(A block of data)
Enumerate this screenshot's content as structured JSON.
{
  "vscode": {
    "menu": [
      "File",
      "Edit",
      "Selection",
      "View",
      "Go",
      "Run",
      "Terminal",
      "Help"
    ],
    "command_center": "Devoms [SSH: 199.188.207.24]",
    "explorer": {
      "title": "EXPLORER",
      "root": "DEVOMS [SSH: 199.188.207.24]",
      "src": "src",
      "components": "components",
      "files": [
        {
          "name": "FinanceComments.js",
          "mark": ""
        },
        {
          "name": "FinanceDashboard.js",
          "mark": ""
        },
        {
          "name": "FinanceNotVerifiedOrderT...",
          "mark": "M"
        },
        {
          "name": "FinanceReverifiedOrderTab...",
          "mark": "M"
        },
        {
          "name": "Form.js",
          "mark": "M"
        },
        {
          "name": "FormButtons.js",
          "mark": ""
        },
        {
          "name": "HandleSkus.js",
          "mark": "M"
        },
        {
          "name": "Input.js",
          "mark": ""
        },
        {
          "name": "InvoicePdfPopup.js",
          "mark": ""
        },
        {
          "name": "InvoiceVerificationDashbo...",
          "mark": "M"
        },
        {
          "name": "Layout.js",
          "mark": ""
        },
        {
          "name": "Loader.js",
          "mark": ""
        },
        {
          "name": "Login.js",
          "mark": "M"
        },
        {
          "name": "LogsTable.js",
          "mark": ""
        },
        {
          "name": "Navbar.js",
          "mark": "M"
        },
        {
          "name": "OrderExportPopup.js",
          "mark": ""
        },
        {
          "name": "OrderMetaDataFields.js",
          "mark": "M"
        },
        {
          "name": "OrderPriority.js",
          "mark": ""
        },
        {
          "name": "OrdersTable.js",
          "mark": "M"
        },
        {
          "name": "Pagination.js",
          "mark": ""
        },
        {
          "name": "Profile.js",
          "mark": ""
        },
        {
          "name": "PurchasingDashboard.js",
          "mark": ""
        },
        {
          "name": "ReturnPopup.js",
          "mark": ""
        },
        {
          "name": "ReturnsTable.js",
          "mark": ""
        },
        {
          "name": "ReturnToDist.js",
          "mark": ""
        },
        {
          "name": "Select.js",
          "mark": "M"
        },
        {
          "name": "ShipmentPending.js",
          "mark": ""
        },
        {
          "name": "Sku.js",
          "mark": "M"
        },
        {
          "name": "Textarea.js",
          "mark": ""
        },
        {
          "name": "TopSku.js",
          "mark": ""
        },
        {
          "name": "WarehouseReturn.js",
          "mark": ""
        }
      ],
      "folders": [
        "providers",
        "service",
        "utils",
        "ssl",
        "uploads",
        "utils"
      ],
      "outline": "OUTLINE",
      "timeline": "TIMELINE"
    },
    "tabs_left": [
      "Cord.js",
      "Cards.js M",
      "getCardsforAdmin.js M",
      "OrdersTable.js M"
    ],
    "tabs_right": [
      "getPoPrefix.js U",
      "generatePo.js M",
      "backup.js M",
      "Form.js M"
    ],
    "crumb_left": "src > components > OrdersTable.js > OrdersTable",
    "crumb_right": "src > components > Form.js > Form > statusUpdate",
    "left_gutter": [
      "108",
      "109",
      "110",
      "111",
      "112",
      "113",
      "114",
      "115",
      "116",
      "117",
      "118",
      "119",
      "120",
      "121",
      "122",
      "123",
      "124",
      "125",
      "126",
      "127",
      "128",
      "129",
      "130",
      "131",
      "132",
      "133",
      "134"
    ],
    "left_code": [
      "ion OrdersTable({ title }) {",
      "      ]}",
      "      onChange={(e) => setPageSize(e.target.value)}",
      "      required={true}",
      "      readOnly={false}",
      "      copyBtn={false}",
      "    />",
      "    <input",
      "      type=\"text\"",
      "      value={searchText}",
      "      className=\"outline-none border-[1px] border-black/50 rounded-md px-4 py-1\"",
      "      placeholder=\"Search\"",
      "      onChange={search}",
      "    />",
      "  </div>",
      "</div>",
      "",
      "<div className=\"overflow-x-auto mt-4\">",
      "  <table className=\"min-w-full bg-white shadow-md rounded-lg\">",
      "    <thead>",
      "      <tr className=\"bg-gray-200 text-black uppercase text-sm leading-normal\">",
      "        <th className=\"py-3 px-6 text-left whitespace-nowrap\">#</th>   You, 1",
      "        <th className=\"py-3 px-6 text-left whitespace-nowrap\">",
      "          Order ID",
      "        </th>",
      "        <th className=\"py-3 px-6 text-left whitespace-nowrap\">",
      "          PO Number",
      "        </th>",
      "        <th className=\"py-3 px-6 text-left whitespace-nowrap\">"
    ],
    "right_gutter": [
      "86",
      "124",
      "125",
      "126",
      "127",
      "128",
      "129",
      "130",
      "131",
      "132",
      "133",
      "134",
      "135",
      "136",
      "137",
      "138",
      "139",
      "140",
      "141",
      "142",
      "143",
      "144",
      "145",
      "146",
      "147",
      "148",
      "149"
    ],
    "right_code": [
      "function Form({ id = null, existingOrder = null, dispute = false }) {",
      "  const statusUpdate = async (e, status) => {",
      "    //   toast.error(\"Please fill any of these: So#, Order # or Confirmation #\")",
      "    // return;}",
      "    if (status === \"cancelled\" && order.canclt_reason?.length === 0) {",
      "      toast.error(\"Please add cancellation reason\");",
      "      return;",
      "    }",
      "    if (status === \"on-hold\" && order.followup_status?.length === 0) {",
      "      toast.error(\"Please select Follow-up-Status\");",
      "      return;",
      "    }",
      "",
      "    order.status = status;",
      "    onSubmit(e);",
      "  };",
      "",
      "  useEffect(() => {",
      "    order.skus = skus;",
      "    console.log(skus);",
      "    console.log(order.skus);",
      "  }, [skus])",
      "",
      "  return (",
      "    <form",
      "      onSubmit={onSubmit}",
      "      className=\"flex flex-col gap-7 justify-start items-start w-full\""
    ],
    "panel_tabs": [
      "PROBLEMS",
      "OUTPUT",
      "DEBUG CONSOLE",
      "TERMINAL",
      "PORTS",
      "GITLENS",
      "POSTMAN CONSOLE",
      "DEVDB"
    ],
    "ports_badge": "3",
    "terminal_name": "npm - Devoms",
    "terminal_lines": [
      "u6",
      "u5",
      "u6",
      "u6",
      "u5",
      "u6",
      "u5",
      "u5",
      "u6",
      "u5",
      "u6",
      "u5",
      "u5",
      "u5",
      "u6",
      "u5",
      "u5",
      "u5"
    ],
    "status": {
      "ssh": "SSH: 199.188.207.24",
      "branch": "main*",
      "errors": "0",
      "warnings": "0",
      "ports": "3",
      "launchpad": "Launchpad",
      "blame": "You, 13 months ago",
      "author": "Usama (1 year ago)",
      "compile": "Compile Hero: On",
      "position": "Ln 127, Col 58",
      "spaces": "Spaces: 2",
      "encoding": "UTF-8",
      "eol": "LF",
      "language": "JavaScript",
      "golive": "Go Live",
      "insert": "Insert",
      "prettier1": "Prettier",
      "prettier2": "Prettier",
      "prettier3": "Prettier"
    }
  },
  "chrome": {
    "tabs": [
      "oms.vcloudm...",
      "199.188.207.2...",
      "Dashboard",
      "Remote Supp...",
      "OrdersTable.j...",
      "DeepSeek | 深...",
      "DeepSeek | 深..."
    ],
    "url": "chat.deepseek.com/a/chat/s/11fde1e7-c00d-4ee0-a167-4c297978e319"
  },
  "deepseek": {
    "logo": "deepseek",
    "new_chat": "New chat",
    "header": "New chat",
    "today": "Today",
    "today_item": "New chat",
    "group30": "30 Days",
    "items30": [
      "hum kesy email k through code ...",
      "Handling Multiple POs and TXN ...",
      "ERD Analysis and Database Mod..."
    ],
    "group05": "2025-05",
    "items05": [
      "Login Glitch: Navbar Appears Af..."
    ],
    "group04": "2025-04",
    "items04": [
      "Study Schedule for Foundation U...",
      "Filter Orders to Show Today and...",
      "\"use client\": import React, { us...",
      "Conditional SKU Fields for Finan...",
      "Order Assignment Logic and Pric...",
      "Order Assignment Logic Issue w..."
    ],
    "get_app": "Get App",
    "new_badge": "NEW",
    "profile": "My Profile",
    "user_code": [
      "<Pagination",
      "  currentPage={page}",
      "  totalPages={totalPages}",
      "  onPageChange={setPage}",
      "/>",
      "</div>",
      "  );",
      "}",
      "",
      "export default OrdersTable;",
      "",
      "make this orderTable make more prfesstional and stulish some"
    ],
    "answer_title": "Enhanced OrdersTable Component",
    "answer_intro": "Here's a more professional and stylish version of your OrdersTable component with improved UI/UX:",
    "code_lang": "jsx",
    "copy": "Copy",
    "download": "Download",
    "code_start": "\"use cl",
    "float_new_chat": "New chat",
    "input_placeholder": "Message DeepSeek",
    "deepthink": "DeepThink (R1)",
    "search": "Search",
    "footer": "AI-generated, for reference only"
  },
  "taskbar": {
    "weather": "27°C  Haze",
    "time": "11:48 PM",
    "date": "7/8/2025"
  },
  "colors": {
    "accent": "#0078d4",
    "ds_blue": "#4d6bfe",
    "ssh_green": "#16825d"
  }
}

- _Problem details_: Using the listing above, return all lines where the word "Please" occurs.

- _Solution for this problem_:
      "    //   toast.error(\"Please fill any of these: So#, Order # or Confirmation #\")",
      "      toast.error(\"Please add cancellation reason\");",
      "      toast.error(\"Please select Follow-up-Status\");",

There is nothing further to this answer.